WHAT NEEDS TO BE DONE —
Copy all of the material word for word, except for the pictures.

Stored data entries —
## begin

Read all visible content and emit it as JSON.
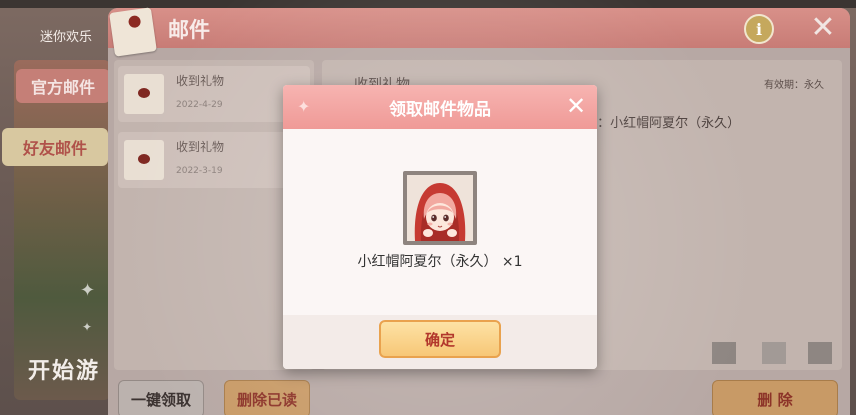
{
  "background": {
    "top_text": "",
    "side_label": "迷你欢乐",
    "scene_text": "开始游"
  },
  "mail_window": {
    "title": "邮件",
    "info_label": "i",
    "close_label": "✕",
    "tabs": [
      {
        "label": "官方邮件",
        "selected": false
      },
      {
        "label": "好友邮件",
        "selected": true
      }
    ],
    "mail_items": [
      {
        "subject": "收到礼物",
        "date": "2022-4-29"
      },
      {
        "subject": "收到礼物",
        "date": "2022-3-19"
      }
    ],
    "detail": {
      "subject": "收到礼物",
      "validity": "有效期：永久",
      "item_text": "]：小红帽阿夏尔（永久）"
    },
    "buttons": {
      "collect_all": "一键领取",
      "delete_read": "删除已读",
      "delete": "删 除"
    }
  },
  "modal": {
    "title": "领取邮件物品",
    "close_label": "✕",
    "item_name": "小红帽阿夏尔（永久）",
    "item_quantity": "×1",
    "confirm_label": "确定"
  },
  "colors": {
    "header_pink": "#ef9a97",
    "confirm_gold": "#f7c777",
    "confirm_text": "#b2372c"
  }
}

## end

FINAL RESULT —
Read all visible content and emit it as JSON.
{
  "background": {
    "top_text": "",
    "side_label": "迷你欢乐",
    "scene_text": "开始游"
  },
  "mail_window": {
    "title": "邮件",
    "info_label": "i",
    "close_label": "✕",
    "tabs": [
      {
        "label": "官方邮件",
        "selected": false
      },
      {
        "label": "好友邮件",
        "selected": true
      }
    ],
    "mail_items": [
      {
        "subject": "收到礼物",
        "date": "2022-4-29"
      },
      {
        "subject": "收到礼物",
        "date": "2022-3-19"
      }
    ],
    "detail": {
      "subject": "收到礼物",
      "validity": "有效期：永久",
      "item_text": "]：小红帽阿夏尔（永久）"
    },
    "buttons": {
      "collect_all": "一键领取",
      "delete_read": "删除已读",
      "delete": "删 除"
    }
  },
  "modal": {
    "title": "领取邮件物品",
    "close_label": "✕",
    "item_name": "小红帽阿夏尔（永久）",
    "item_quantity": "×1",
    "confirm_label": "确定"
  },
  "colors": {
    "header_pink": "#ef9a97",
    "confirm_gold": "#f7c777",
    "confirm_text": "#b2372c"
  }
}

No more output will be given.